» **Stored items from a collection**
'''

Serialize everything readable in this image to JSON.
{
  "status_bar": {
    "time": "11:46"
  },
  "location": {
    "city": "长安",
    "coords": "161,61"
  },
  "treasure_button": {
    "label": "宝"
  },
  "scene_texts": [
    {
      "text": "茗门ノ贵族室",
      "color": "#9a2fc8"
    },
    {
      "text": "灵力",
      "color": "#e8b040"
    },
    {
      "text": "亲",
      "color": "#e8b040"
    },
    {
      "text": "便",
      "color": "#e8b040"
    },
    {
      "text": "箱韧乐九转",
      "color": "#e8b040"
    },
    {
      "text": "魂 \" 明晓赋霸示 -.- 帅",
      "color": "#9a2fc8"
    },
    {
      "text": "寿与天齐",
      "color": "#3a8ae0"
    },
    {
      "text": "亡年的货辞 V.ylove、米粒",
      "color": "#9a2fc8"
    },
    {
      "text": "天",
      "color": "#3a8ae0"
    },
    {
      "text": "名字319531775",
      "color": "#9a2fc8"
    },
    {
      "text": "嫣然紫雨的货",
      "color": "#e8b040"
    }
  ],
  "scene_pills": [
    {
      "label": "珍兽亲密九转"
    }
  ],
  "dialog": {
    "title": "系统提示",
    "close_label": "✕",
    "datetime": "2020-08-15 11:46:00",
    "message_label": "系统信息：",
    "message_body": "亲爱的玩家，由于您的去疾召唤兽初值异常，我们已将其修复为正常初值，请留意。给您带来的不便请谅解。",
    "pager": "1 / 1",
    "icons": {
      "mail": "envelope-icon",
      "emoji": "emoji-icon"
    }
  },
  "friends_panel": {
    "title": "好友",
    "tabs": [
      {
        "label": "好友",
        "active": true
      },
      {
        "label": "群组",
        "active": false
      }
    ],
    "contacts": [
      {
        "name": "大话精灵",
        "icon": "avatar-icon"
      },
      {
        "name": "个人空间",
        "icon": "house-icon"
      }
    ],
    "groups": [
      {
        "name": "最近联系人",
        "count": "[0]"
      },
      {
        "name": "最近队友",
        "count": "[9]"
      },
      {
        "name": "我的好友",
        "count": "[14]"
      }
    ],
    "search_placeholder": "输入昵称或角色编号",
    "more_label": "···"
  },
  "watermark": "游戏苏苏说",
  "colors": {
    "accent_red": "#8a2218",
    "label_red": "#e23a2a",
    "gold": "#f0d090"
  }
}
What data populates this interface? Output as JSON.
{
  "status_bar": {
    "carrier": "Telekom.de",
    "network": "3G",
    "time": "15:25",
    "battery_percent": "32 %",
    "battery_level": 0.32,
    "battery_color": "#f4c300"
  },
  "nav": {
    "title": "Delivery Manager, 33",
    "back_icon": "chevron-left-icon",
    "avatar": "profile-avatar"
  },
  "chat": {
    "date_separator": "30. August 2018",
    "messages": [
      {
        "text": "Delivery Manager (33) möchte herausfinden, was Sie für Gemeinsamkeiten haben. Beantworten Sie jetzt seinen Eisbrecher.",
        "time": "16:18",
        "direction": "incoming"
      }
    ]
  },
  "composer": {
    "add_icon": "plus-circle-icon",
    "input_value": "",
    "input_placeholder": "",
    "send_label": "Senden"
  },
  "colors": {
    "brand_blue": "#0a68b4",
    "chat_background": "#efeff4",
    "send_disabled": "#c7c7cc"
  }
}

'''

» **Exercise instructions**
Please give back all of the records exactly as written.

» **Complete response**
Serialize everything readable in this image to JSON.
{
  "status_bar": {
    "time": "11:46"
  },
  "location": {
    "city": "长安",
    "coords": "161,61"
  },
  "treasure_button": {
    "label": "宝"
  },
  "scene_texts": [
    {
      "text": "茗门ノ贵族室",
      "color": "#9a2fc8"
    },
    {
      "text": "灵力",
      "color": "#e8b040"
    },
    {
      "text": "亲",
      "color": "#e8b040"
    },
    {
      "text": "便",
      "color": "#e8b040"
    },
    {
      "text": "箱韧乐九转",
      "color": "#e8b040"
    },
    {
      "text": "魂 \" 明晓赋霸示 -.- 帅",
      "color": "#9a2fc8"
    },
    {
      "text": "寿与天齐",
      "color": "#3a8ae0"
    },
    {
      "text": "亡年的货辞 V.ylove、米粒",
      "color": "#9a2fc8"
    },
    {
      "text": "天",
      "color": "#3a8ae0"
    },
    {
      "text": "名字319531775",
      "color": "#9a2fc8"
    },
    {
      "text": "嫣然紫雨的货",
      "color": "#e8b040"
    }
  ],
  "scene_pills": [
    {
      "label": "珍兽亲密九转"
    }
  ],
  "dialog": {
    "title": "系统提示",
    "close_label": "✕",
    "datetime": "2020-08-15 11:46:00",
    "message_label": "系统信息：",
    "message_body": "亲爱的玩家，由于您的去疾召唤兽初值异常，我们已将其修复为正常初值，请留意。给您带来的不便请谅解。",
    "pager": "1 / 1",
    "icons": {
      "mail": "envelope-icon",
      "emoji": "emoji-icon"
    }
  },
  "friends_panel": {
    "title": "好友",
    "tabs": [
      {
        "label": "好友",
        "active": true
      },
      {
        "label": "群组",
        "active": false
      }
    ],
    "contacts": [
      {
        "name": "大话精灵",
        "icon": "avatar-icon"
      },
      {
        "name": "个人空间",
        "icon": "house-icon"
      }
    ],
    "groups": [
      {
        "name": "最近联系人",
        "count": "[0]"
      },
      {
        "name": "最近队友",
        "count": "[9]"
      },
      {
        "name": "我的好友",
        "count": "[14]"
      }
    ],
    "search_placeholder": "输入昵称或角色编号",
    "more_label": "···"
  },
  "watermark": "游戏苏苏说",
  "colors": {
    "accent_red": "#8a2218",
    "label_red": "#e23a2a",
    "gold": "#f0d090"
  }
}
What data populates this interface? Output as JSON.
{
  "status_bar": {
    "carrier": "Telekom.de",
    "network": "3G",
    "time": "15:25",
    "battery_percent": "32 %",
    "battery_level": 0.32,
    "battery_color": "#f4c300"
  },
  "nav": {
    "title": "Delivery Manager, 33",
    "back_icon": "chevron-left-icon",
    "avatar": "profile-avatar"
  },
  "chat": {
    "date_separator": "30. August 2018",
    "messages": [
      {
        "text": "Delivery Manager (33) möchte herausfinden, was Sie für Gemeinsamkeiten haben. Beantworten Sie jetzt seinen Eisbrecher.",
        "time": "16:18",
        "direction": "incoming"
      }
    ]
  },
  "composer": {
    "add_icon": "plus-circle-icon",
    "input_value": "",
    "input_placeholder": "",
    "send_label": "Senden"
  },
  "colors": {
    "brand_blue": "#0a68b4",
    "chat_background": "#efeff4",
    "send_disabled": "#c7c7cc"
  }
}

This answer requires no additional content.